### GIVEN PROBLEM:
Quote the records below in full, exactly as given, with the images taken out.

--- START INPUT MATERIAL ---

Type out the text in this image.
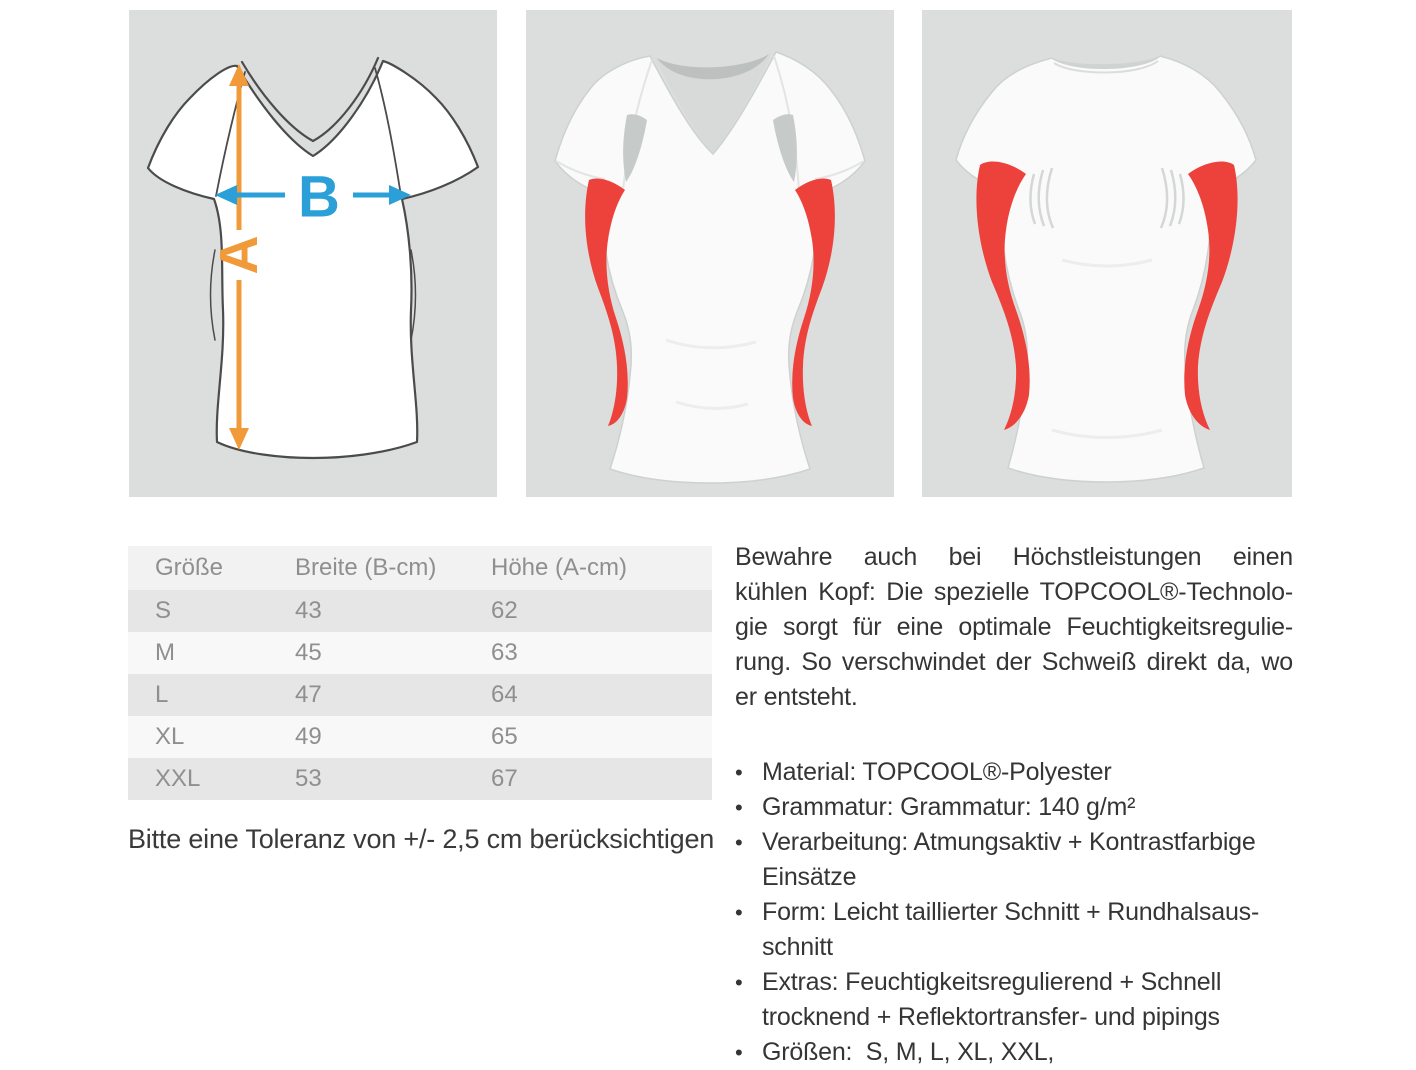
A
B
Größe	Breite (B-cm)	Höhe (A-cm)
S	43	62
M	45	63
L	47	64
XL	49	65
XXL	53	67
Bitte eine Toleranz von +/- 2,5 cm berücksichtigen
Bewahre auch bei Höchstleistungen einen
kühlen Kopf: Die spezielle TOPCOOL®-Technolo-
gie sorgt für eine optimale Feuchtigkeitsregulie-
rung. So verschwindet der Schweiß direkt da, wo
er entsteht.
• Material: TOPCOOL®-Polyester
• Grammatur: Grammatur: 140 g/m²
• Verarbeitung: Atmungsaktiv + Kontrastfarbige
Einsätze
• Form: Leicht taillierter Schnitt + Rundhalsaus-
schnitt
• Extras: Feuchtigkeitsregulierend + Schnell
trocknend + Reflektortransfer- und pipings
• Größen:  S, M, L, XL, XXL,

--- END INPUT MATERIAL ---

### TASK OUTPUT:
Type out the text in this image.
A
B
Größe	Breite (B-cm)	Höhe (A-cm)
S	43	62
M	45	63
L	47	64
XL	49	65
XXL	53	67
Bitte eine Toleranz von +/- 2,5 cm berücksichtigen
Bewahre auch bei Höchstleistungen einen
kühlen Kopf: Die spezielle TOPCOOL®-Technolo-
gie sorgt für eine optimale Feuchtigkeitsregulie-
rung. So verschwindet der Schweiß direkt da, wo
er entsteht.
• Material: TOPCOOL®-Polyester
• Grammatur: Grammatur: 140 g/m²
• Verarbeitung: Atmungsaktiv + Kontrastfarbige
Einsätze
• Form: Leicht taillierter Schnitt + Rundhalsaus-
schnitt
• Extras: Feuchtigkeitsregulierend + Schnell
trocknend + Reflektortransfer- und pipings
• Größen:  S, M, L, XL, XXL,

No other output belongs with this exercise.